● **Exercise**: Identify every line containing the word "Luca" and reproduce each one.

Dataset records
** BEGIN **
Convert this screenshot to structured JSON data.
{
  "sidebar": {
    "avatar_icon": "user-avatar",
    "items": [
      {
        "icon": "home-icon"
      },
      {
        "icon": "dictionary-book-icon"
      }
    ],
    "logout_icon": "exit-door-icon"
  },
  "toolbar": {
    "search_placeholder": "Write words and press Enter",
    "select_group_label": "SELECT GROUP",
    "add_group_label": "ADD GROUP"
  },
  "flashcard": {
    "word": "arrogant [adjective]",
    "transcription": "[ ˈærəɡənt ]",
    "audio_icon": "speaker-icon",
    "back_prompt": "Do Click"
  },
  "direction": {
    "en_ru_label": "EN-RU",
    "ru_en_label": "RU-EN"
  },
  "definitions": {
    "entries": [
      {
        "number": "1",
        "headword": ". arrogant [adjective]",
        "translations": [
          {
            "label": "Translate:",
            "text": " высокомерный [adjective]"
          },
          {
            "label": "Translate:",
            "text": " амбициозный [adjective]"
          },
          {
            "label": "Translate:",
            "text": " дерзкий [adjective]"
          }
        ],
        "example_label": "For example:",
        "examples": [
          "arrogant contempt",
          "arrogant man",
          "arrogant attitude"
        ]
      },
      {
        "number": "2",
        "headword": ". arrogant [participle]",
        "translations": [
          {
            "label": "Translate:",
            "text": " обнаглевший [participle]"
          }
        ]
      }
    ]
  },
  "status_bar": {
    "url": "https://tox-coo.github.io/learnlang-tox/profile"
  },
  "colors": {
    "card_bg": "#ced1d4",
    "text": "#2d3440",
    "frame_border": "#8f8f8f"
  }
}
** END **
** BEGIN **
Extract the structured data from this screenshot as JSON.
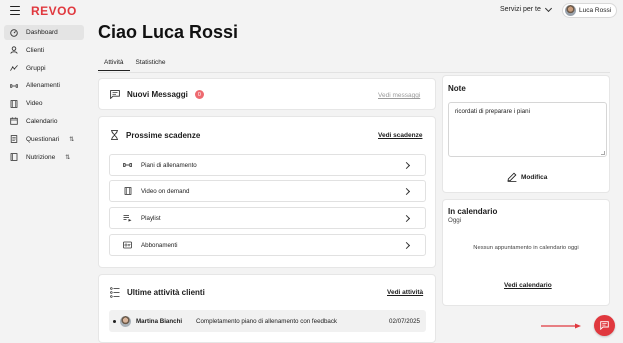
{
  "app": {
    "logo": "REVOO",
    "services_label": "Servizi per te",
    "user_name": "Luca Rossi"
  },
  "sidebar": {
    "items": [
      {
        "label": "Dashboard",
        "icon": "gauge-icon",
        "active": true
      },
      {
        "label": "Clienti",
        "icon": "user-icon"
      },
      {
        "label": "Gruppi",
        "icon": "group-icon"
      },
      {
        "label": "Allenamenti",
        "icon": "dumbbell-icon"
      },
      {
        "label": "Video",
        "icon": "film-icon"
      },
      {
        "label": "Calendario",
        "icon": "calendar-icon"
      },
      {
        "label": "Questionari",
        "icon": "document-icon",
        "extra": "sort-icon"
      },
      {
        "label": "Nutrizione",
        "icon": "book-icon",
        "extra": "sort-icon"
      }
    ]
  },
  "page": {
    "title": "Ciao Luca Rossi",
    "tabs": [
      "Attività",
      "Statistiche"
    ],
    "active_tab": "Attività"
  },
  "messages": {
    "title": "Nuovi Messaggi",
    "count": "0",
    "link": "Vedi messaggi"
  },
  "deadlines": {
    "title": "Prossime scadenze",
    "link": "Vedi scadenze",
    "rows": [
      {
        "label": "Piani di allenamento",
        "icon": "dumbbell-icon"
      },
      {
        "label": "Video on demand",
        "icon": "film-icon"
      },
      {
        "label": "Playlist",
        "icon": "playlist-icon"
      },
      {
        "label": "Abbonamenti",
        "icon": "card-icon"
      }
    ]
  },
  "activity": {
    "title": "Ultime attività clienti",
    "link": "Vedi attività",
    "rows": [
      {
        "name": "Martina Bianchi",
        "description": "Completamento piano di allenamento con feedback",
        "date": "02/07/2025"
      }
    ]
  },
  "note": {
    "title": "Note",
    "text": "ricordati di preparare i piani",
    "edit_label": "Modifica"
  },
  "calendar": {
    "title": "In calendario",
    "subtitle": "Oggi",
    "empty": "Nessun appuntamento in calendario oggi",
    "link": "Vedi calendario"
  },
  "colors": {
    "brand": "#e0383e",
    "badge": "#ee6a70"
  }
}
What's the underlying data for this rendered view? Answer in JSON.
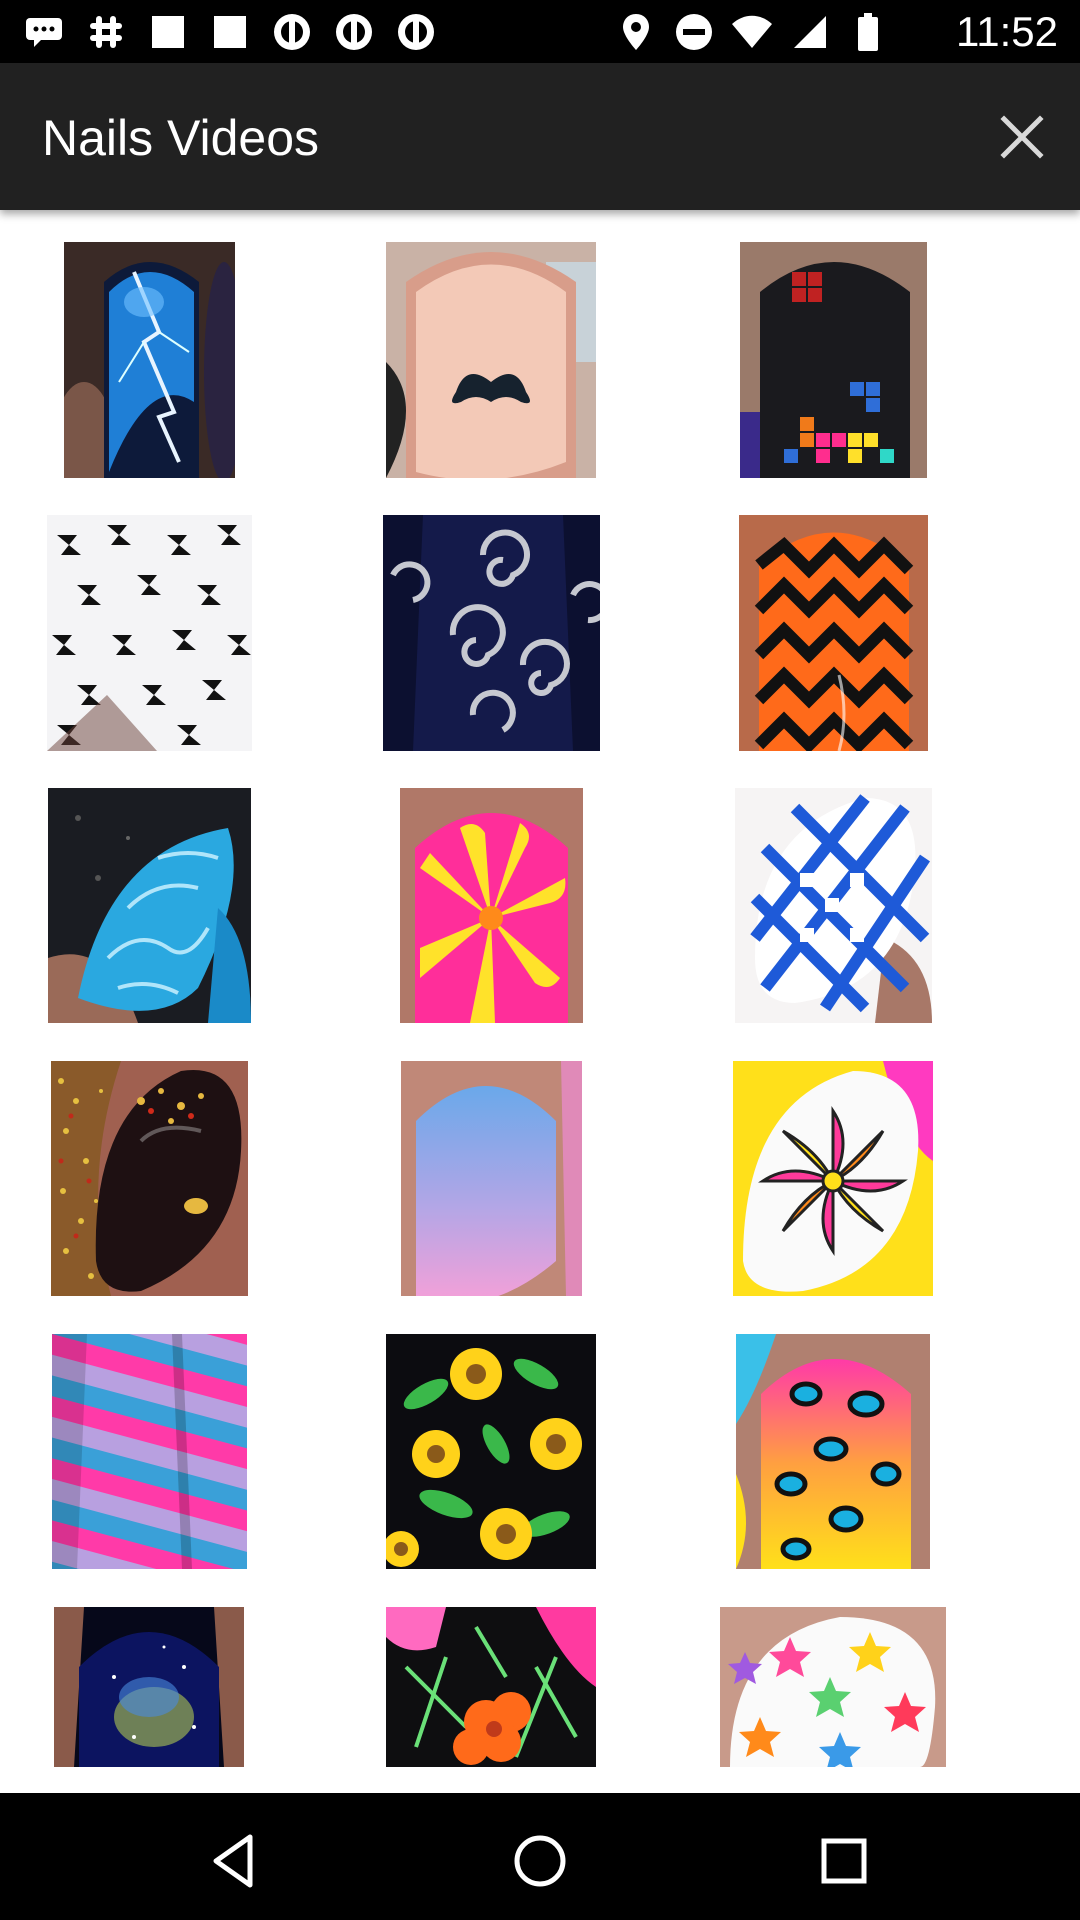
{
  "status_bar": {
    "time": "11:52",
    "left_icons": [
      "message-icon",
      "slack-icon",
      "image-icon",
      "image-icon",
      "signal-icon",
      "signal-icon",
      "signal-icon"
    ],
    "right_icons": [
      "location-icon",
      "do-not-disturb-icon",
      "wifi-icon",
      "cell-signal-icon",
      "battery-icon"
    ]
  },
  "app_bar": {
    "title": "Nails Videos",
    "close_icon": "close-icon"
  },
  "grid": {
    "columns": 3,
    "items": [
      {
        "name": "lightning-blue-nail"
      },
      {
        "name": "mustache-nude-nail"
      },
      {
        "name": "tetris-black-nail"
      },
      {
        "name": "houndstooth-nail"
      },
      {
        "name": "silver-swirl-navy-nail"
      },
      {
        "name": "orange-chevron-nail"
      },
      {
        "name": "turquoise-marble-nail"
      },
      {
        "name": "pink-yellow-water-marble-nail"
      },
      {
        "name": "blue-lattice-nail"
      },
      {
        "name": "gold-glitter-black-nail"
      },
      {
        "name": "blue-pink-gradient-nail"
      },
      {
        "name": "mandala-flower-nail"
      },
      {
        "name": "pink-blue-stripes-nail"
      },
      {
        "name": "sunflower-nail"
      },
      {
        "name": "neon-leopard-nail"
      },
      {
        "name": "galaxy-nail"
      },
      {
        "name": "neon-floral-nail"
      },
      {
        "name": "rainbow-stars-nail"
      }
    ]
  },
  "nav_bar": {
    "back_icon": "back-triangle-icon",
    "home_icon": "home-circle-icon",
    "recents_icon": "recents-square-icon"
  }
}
** END **
● **Response**:
    "user_name": "Luca Rossi"
    "title": "Ciao Luca Rossi",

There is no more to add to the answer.